— Start of Data lines —

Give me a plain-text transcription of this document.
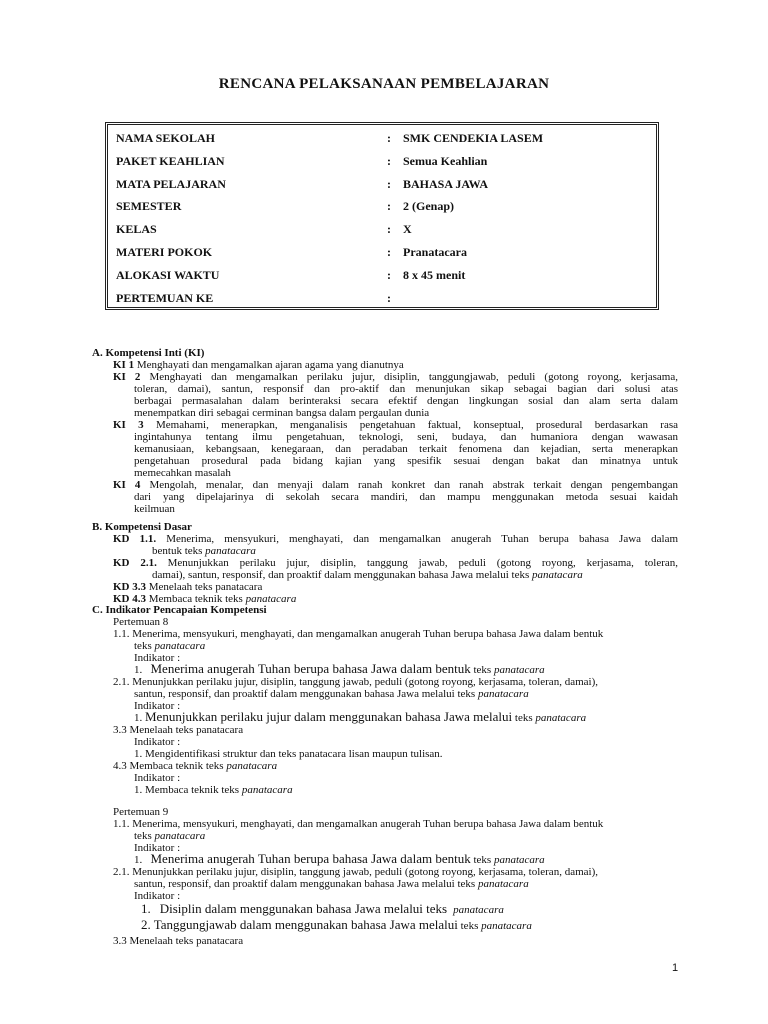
RENCANA PELAKSANAAN PEMBELAJARAN
NAMA SEKOLAH	: SMK CENDEKIA LASEM
PAKET KEAHLIAN	: Semua Keahlian
MATA PELAJARAN	: BAHASA JAWA
SEMESTER	: 2 (Genap)
KELAS	: X
MATERI POKOK	: Pranatacara
ALOKASI WAKTU	: 8 x 45 menit
PERTEMUAN KE	:
A. Kompetensi Inti (KI)
KI 1 Menghayati dan mengamalkan ajaran agama yang dianutnya
KI 2 Menghayati dan mengamalkan perilaku jujur, disiplin, tanggungjawab, peduli (gotong royong, kerjasama,
toleran, damai), santun, responsif dan pro-aktif dan menunjukan sikap sebagai bagian dari solusi atas
berbagai permasalahan dalam berinteraksi secara efektif dengan lingkungan sosial dan alam serta dalam
menempatkan diri sebagai cerminan bangsa dalam pergaulan dunia
KI 3 Memahami, menerapkan, menganalisis pengetahuan faktual, konseptual, prosedural berdasarkan rasa
ingintahunya tentang ilmu pengetahuan, teknologi, seni, budaya, dan humaniora dengan wawasan
kemanusiaan, kebangsaan, kenegaraan, dan peradaban terkait fenomena dan kejadian, serta menerapkan
pengetahuan prosedural pada bidang kajian yang spesifik sesuai dengan bakat dan minatnya untuk
memecahkan masalah
KI 4 Mengolah, menalar, dan menyaji dalam ranah konkret dan ranah abstrak terkait dengan pengembangan
dari yang dipelajarinya di sekolah secara mandiri, dan mampu menggunakan metoda sesuai kaidah
keilmuan
B. Kompetensi Dasar
KD 1.1. Menerima, mensyukuri, menghayati, dan mengamalkan anugerah Tuhan berupa bahasa Jawa dalam
bentuk teks panatacara
KD 2.1. Menunjukkan perilaku jujur, disiplin, tanggung jawab, peduli (gotong royong, kerjasama, toleran,
damai), santun, responsif, dan proaktif dalam menggunakan bahasa Jawa melalui teks panatacara
KD 3.3 Menelaah teks panatacara
KD 4.3 Membaca teknik teks panatacara
C. Indikator Pencapaian Kompetensi
Pertemuan 8
1.1. Menerima, mensyukuri, menghayati, dan mengamalkan anugerah Tuhan berupa bahasa Jawa dalam bentuk
teks panatacara
Indikator :
1. Menerima anugerah Tuhan berupa bahasa Jawa dalam bentuk teks panatacara
2.1. Menunjukkan perilaku jujur, disiplin, tanggung jawab, peduli (gotong royong, kerjasama, toleran, damai),
santun, responsif, dan proaktif dalam menggunakan bahasa Jawa melalui teks panatacara
Indikator :
1. Menunjukkan perilaku jujur dalam menggunakan bahasa Jawa melalui teks panatacara
3.3 Menelaah teks panatacara
Indikator :
1. Mengidentifikasi struktur dan teks panatacara lisan maupun tulisan.
4.3 Membaca teknik teks panatacara
Indikator :
1. Membaca teknik teks panatacara
Pertemuan 9
1.1. Menerima, mensyukuri, menghayati, dan mengamalkan anugerah Tuhan berupa bahasa Jawa dalam bentuk
teks panatacara
Indikator :
1. Menerima anugerah Tuhan berupa bahasa Jawa dalam bentuk teks panatacara
2.1. Menunjukkan perilaku jujur, disiplin, tanggung jawab, peduli (gotong royong, kerjasama, toleran, damai),
santun, responsif, dan proaktif dalam menggunakan bahasa Jawa melalui teks panatacara
Indikator :
1. Disiplin dalam menggunakan bahasa Jawa melalui teks panatacara
2. Tanggungjawab dalam menggunakan bahasa Jawa melalui teks panatacara
3.3 Menelaah teks panatacara
1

— End of Data lines —

**Short problem:** Identify the lines that contain the string "secara", and copy every one of them.

**Complete response:**
berbagai permasalahan dalam berinteraksi secara efektif dengan lingkungan sosial dan alam serta dalam
dari yang dipelajarinya di sekolah secara mandiri, dan mampu menggunakan metoda sesuai kaidah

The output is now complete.